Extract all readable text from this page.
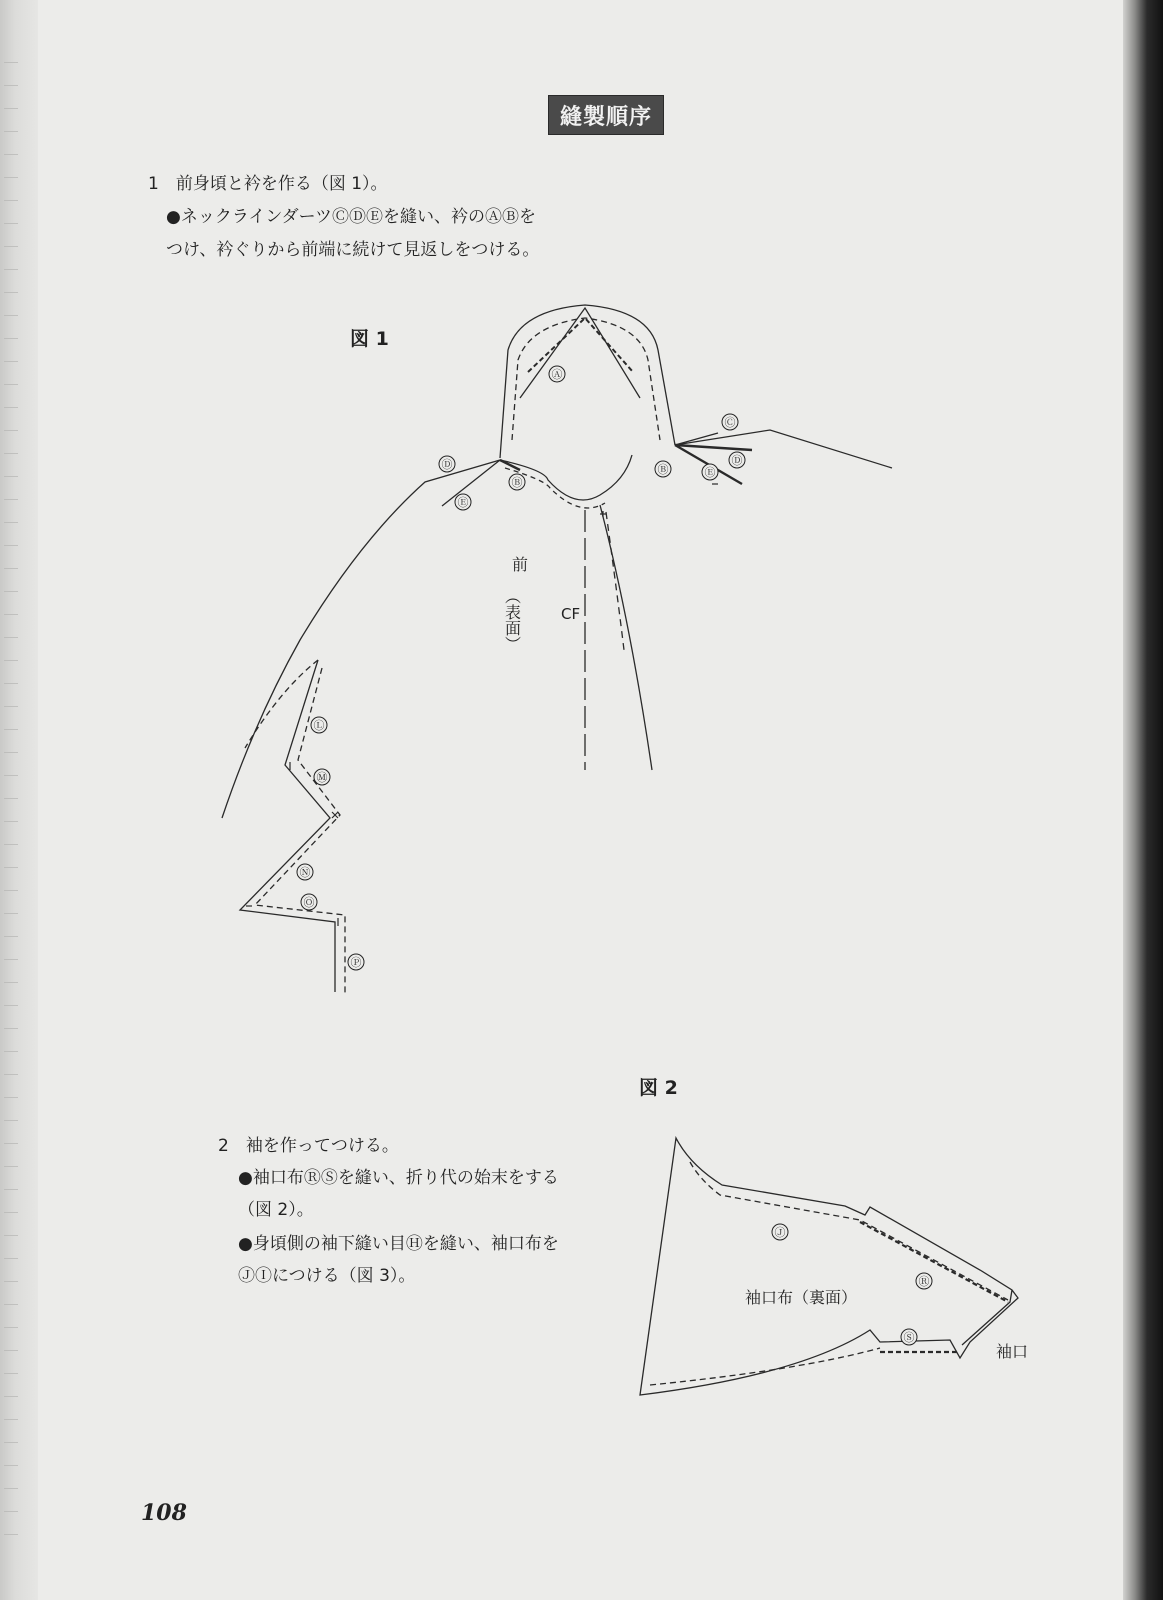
縫製順序
1　前身頃と衿を作る（図 1）。
●ネックラインダーツⒸⒹⒺを縫い、衿のⒶⒷを
つけ、衿ぐりから前端に続けて見返しをつける。
図 1
図 2
2　袖を作ってつける。
●袖口布ⓇⓈを縫い、折り代の始末をする
（図 2）。
●身頃側の袖下縫い目Ⓗを縫い、袖口布を
ⒿⒾにつける（図 3）。
108
Ⓐ
Ⓑ
Ⓑ
Ⓒ
Ⓓ	Ⓓ
Ⓔ
Ⓔ
Ⓛ
Ⓜ
Ⓝ
Ⓞ
Ⓟ
前
（表面）	CF
Ⓙ
Ⓡ
Ⓢ
袖口布（裏面）
袖口
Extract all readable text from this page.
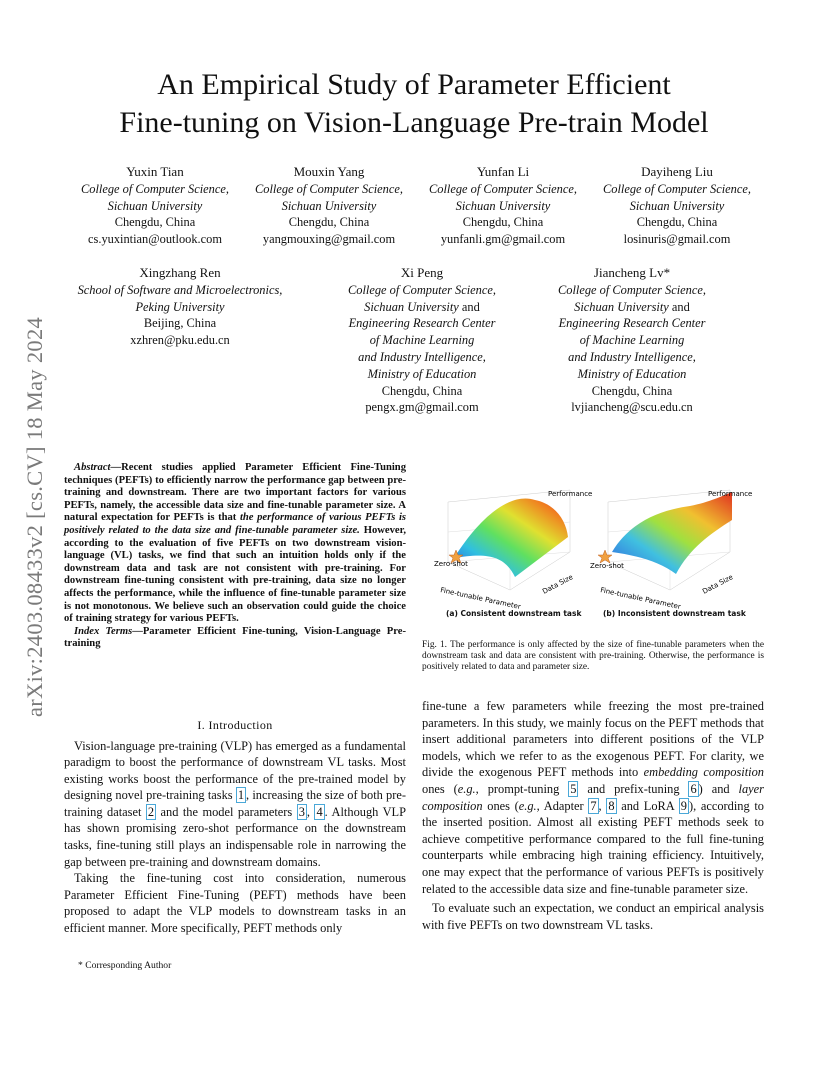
An Empirical Study of Parameter Efficient
Fine-tuning on Vision-Language Pre-train Model
Yuxin Tian
College of Computer Science,
Sichuan University
Chengdu, China
cs.yuxintian@outlook.com
Mouxin Yang
College of Computer Science,
Sichuan University
Chengdu, China
yangmouxing@gmail.com
Yunfan Li
College of Computer Science,
Sichuan University
Chengdu, China
yunfanli.gm@gmail.com
Dayiheng Liu
College of Computer Science,
Sichuan University
Chengdu, China
losinuris@gmail.com
Xingzhang Ren
School of Software and Microelectronics,
Peking University
Beijing, China
xzhren@pku.edu.cn
Xi Peng
College of Computer Science,
Sichuan University and
Engineering Research Center
of Machine Learning
and Industry Intelligence,
Ministry of Education
Chengdu, China
pengx.gm@gmail.com
Jiancheng Lv*
College of Computer Science,
Sichuan University and
Engineering Research Center
of Machine Learning
and Industry Intelligence,
Ministry of Education
Chengdu, China
lvjiancheng@scu.edu.cn
arXiv:2403.08433v2 [cs.CV] 18 May 2024	Abstract—Recent studies applied Parameter Efficient Fine-Tuning techniques (PEFTs) to efficiently narrow the performance gap between pre-training and downstream. There are two important factors for various PEFTs, namely, the accessible data size and fine-tunable parameter size. A natural expectation for PEFTs is that the performance of various PEFTs is positively related to the data size and fine-tunable parameter size. However, according to the evaluation of five PEFTs on two downstream vision-language (VL) tasks, we find that such an intuition holds only if the downstream data and task are not consistent with pre-training. For downstream fine-tuning consistent with pre-training, data size no longer affects the performance, while the influence of fine-tunable parameter size is not monotonous. We believe such an observation could guide the choice of training strategy for various PEFTs.

Index Terms—Parameter Efficient Fine-tuning, Vision-Language Pre-training

I. Introduction

Vision-language pre-training (VLP) has emerged as a fundamental paradigm to boost the performance of downstream VL tasks. Most existing works boost the performance of the pre-trained model by designing novel pre-training tasks 1 , increasing the size of both pre-training dataset 2 and the model parameters 3 , 4 . Although VLP has shown promising zero-shot performance on the downstream tasks, fine-tuning still plays an indispensable role in narrowing the gap between pre-training and downstream domains.

Taking the fine-tuning cost into consideration, numerous Parameter Efficient Fine-Tuning (PEFT) methods have been proposed to adapt the VLP models to downstream tasks in an efficient manner. More specifically, PEFT methods only

* Corresponding Author
Performance
Zero-shot
Fine-tunable Parameter
Data Size
Performance
Zero-shot
Fine-tunable Parameter
Data Size
(a) Consistent downstream task	(b) Inconsistent downstream task
Fig. 1. The performance is only affected by the size of fine-tunable parameters when the downstream task and data are consistent with pre-training. Otherwise, the performance is positively related to data and parameter size.

fine-tune a few parameters while freezing the most pre-trained parameters. In this study, we mainly focus on the PEFT methods that insert additional parameters into different positions of the VLP models, which we refer to as the exogenous PEFT. For clarity, we divide the exogenous PEFT methods into embedding composition ones (e.g., prompt-tuning 5 and prefix-tuning 6 ) and layer composition ones (e.g., Adapter 7 , 8 and LoRA 9 ), according to the inserted position. Almost all existing PEFT methods seek to achieve competitive performance compared to the full fine-tuning counterparts while embracing high training efficiency. Intuitively, one may expect that the performance of various PEFTs is positively related to the accessible data size and fine-tunable parameter size.

To evaluate such an expectation, we conduct an empirical analysis with five PEFTs on two downstream VL tasks.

================================

▸ **DIRECTIONS FOR THIS TASK**
Write out the listing word for word, omitting the pictures it holds.

▸ **CORRECT RESPONSE**
Extract all readable text from this page.
縫製順序
1　前身頃と衿を作る（図 1）。
●ネックラインダーツⒸⒹⒺを縫い、衿のⒶⒷを
つけ、衿ぐりから前端に続けて見返しをつける。
図 1
図 2
2　袖を作ってつける。
●袖口布ⓇⓈを縫い、折り代の始末をする
（図 2）。
●身頃側の袖下縫い目Ⓗを縫い、袖口布を
ⒿⒾにつける（図 3）。
108
Ⓐ
Ⓑ
Ⓑ
Ⓒ
Ⓓ	Ⓓ
Ⓔ
Ⓔ
Ⓛ
Ⓜ
Ⓝ
Ⓞ
Ⓟ
前
（表面）	CF
Ⓙ
Ⓡ
Ⓢ
袖口布（裏面）
袖口
Extract all readable text from this page.
An Empirical Study of Parameter Efficient
Fine-tuning on Vision-Language Pre-train Model
Yuxin Tian
College of Computer Science,
Sichuan University
Chengdu, China
cs.yuxintian@outlook.com
Mouxin Yang
College of Computer Science,
Sichuan University
Chengdu, China
yangmouxing@gmail.com
Yunfan Li
College of Computer Science,
Sichuan University
Chengdu, China
yunfanli.gm@gmail.com
Dayiheng Liu
College of Computer Science,
Sichuan University
Chengdu, China
losinuris@gmail.com
Xingzhang Ren
School of Software and Microelectronics,
Peking University
Beijing, China
xzhren@pku.edu.cn
Xi Peng
College of Computer Science,
Sichuan University and
Engineering Research Center
of Machine Learning
and Industry Intelligence,
Ministry of Education
Chengdu, China
pengx.gm@gmail.com
Jiancheng Lv*
College of Computer Science,
Sichuan University and
Engineering Research Center
of Machine Learning
and Industry Intelligence,
Ministry of Education
Chengdu, China
lvjiancheng@scu.edu.cn
arXiv:2403.08433v2 [cs.CV] 18 May 2024	Abstract—Recent studies applied Parameter Efficient Fine-Tuning techniques (PEFTs) to efficiently narrow the performance gap between pre-training and downstream. There are two important factors for various PEFTs, namely, the accessible data size and fine-tunable parameter size. A natural expectation for PEFTs is that the performance of various PEFTs is positively related to the data size and fine-tunable parameter size. However, according to the evaluation of five PEFTs on two downstream vision-language (VL) tasks, we find that such an intuition holds only if the downstream data and task are not consistent with pre-training. For downstream fine-tuning consistent with pre-training, data size no longer affects the performance, while the influence of fine-tunable parameter size is not monotonous. We believe such an observation could guide the choice of training strategy for various PEFTs.

Index Terms—Parameter Efficient Fine-tuning, Vision-Language Pre-training

I. Introduction

Vision-language pre-training (VLP) has emerged as a fundamental paradigm to boost the performance of downstream VL tasks. Most existing works boost the performance of the pre-trained model by designing novel pre-training tasks 1 , increasing the size of both pre-training dataset 2 and the model parameters 3 , 4 . Although VLP has shown promising zero-shot performance on the downstream tasks, fine-tuning still plays an indispensable role in narrowing the gap between pre-training and downstream domains.

Taking the fine-tuning cost into consideration, numerous Parameter Efficient Fine-Tuning (PEFT) methods have been proposed to adapt the VLP models to downstream tasks in an efficient manner. More specifically, PEFT methods only

* Corresponding Author
Performance
Zero-shot
Fine-tunable Parameter
Data Size
Performance
Zero-shot
Fine-tunable Parameter
Data Size
(a) Consistent downstream task	(b) Inconsistent downstream task
Fig. 1. The performance is only affected by the size of fine-tunable parameters when the downstream task and data are consistent with pre-training. Otherwise, the performance is positively related to data and parameter size.

fine-tune a few parameters while freezing the most pre-trained parameters. In this study, we mainly focus on the PEFT methods that insert additional parameters into different positions of the VLP models, which we refer to as the exogenous PEFT. For clarity, we divide the exogenous PEFT methods into embedding composition ones (e.g., prompt-tuning 5 and prefix-tuning 6 ) and layer composition ones (e.g., Adapter 7 , 8 and LoRA 9 ), according to the inserted position. Almost all existing PEFT methods seek to achieve competitive performance compared to the full fine-tuning counterparts while embracing high training efficiency. Intuitively, one may expect that the performance of various PEFTs is positively related to the accessible data size and fine-tunable parameter size.

To evaluate such an expectation, we conduct an empirical analysis with five PEFTs on two downstream VL tasks.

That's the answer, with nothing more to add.